### WHAT THE EXERCISE ASKS
Exactly reproduce each entry, leaving out nothing.

[Collection entries]
⟨

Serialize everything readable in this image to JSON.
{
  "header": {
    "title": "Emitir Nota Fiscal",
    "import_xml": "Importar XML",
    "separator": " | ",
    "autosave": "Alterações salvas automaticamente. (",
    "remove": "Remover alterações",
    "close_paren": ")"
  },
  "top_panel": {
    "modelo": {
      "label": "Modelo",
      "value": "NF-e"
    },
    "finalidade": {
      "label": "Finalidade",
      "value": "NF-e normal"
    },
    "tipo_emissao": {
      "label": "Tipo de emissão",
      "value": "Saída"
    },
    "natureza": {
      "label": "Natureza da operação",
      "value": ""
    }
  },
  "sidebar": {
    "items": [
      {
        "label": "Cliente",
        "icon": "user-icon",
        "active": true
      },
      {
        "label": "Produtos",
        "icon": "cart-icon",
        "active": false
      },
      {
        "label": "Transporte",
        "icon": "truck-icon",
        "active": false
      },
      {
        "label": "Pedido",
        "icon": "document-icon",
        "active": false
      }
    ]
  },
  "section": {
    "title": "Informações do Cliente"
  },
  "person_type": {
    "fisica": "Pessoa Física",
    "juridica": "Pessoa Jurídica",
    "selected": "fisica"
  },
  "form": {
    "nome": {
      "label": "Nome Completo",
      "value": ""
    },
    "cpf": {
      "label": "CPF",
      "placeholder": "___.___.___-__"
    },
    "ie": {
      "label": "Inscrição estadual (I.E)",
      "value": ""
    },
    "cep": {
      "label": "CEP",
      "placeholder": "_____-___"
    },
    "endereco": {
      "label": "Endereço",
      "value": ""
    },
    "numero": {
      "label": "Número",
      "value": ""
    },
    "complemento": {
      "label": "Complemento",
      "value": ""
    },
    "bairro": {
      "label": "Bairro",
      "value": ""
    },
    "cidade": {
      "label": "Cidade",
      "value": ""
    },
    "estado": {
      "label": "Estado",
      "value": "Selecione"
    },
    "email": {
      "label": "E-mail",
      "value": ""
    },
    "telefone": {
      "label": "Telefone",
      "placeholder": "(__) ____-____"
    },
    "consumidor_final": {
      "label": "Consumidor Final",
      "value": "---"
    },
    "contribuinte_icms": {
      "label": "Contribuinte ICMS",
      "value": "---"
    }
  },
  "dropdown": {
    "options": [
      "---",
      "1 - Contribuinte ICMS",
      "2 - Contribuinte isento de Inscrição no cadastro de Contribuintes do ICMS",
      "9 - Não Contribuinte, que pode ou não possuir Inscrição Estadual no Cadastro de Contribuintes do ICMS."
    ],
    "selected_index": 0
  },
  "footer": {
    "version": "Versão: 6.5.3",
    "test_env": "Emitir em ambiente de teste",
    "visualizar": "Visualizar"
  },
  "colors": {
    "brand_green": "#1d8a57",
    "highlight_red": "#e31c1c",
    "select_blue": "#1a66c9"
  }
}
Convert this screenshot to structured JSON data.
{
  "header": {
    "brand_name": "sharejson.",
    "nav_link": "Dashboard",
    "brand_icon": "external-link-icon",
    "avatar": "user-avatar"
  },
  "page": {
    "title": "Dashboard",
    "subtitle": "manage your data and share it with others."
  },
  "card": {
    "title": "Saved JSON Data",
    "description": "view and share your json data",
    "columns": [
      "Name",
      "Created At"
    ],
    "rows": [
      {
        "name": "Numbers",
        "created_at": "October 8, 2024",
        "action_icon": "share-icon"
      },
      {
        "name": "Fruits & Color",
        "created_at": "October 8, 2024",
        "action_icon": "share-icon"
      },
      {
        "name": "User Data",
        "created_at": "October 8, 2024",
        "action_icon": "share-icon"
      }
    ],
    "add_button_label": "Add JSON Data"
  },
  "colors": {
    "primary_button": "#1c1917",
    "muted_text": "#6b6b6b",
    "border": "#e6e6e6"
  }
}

⟩

### THE RESPONSE
Serialize everything readable in this image to JSON.
{
  "header": {
    "title": "Emitir Nota Fiscal",
    "import_xml": "Importar XML",
    "separator": " | ",
    "autosave": "Alterações salvas automaticamente. (",
    "remove": "Remover alterações",
    "close_paren": ")"
  },
  "top_panel": {
    "modelo": {
      "label": "Modelo",
      "value": "NF-e"
    },
    "finalidade": {
      "label": "Finalidade",
      "value": "NF-e normal"
    },
    "tipo_emissao": {
      "label": "Tipo de emissão",
      "value": "Saída"
    },
    "natureza": {
      "label": "Natureza da operação",
      "value": ""
    }
  },
  "sidebar": {
    "items": [
      {
        "label": "Cliente",
        "icon": "user-icon",
        "active": true
      },
      {
        "label": "Produtos",
        "icon": "cart-icon",
        "active": false
      },
      {
        "label": "Transporte",
        "icon": "truck-icon",
        "active": false
      },
      {
        "label": "Pedido",
        "icon": "document-icon",
        "active": false
      }
    ]
  },
  "section": {
    "title": "Informações do Cliente"
  },
  "person_type": {
    "fisica": "Pessoa Física",
    "juridica": "Pessoa Jurídica",
    "selected": "fisica"
  },
  "form": {
    "nome": {
      "label": "Nome Completo",
      "value": ""
    },
    "cpf": {
      "label": "CPF",
      "placeholder": "___.___.___-__"
    },
    "ie": {
      "label": "Inscrição estadual (I.E)",
      "value": ""
    },
    "cep": {
      "label": "CEP",
      "placeholder": "_____-___"
    },
    "endereco": {
      "label": "Endereço",
      "value": ""
    },
    "numero": {
      "label": "Número",
      "value": ""
    },
    "complemento": {
      "label": "Complemento",
      "value": ""
    },
    "bairro": {
      "label": "Bairro",
      "value": ""
    },
    "cidade": {
      "label": "Cidade",
      "value": ""
    },
    "estado": {
      "label": "Estado",
      "value": "Selecione"
    },
    "email": {
      "label": "E-mail",
      "value": ""
    },
    "telefone": {
      "label": "Telefone",
      "placeholder": "(__) ____-____"
    },
    "consumidor_final": {
      "label": "Consumidor Final",
      "value": "---"
    },
    "contribuinte_icms": {
      "label": "Contribuinte ICMS",
      "value": "---"
    }
  },
  "dropdown": {
    "options": [
      "---",
      "1 - Contribuinte ICMS",
      "2 - Contribuinte isento de Inscrição no cadastro de Contribuintes do ICMS",
      "9 - Não Contribuinte, que pode ou não possuir Inscrição Estadual no Cadastro de Contribuintes do ICMS."
    ],
    "selected_index": 0
  },
  "footer": {
    "version": "Versão: 6.5.3",
    "test_env": "Emitir em ambiente de teste",
    "visualizar": "Visualizar"
  },
  "colors": {
    "brand_green": "#1d8a57",
    "highlight_red": "#e31c1c",
    "select_blue": "#1a66c9"
  }
}
Convert this screenshot to structured JSON data.
{
  "header": {
    "brand_name": "sharejson.",
    "nav_link": "Dashboard",
    "brand_icon": "external-link-icon",
    "avatar": "user-avatar"
  },
  "page": {
    "title": "Dashboard",
    "subtitle": "manage your data and share it with others."
  },
  "card": {
    "title": "Saved JSON Data",
    "description": "view and share your json data",
    "columns": [
      "Name",
      "Created At"
    ],
    "rows": [
      {
        "name": "Numbers",
        "created_at": "October 8, 2024",
        "action_icon": "share-icon"
      },
      {
        "name": "Fruits & Color",
        "created_at": "October 8, 2024",
        "action_icon": "share-icon"
      },
      {
        "name": "User Data",
        "created_at": "October 8, 2024",
        "action_icon": "share-icon"
      }
    ],
    "add_button_label": "Add JSON Data"
  },
  "colors": {
    "primary_button": "#1c1917",
    "muted_text": "#6b6b6b",
    "border": "#e6e6e6"
  }
}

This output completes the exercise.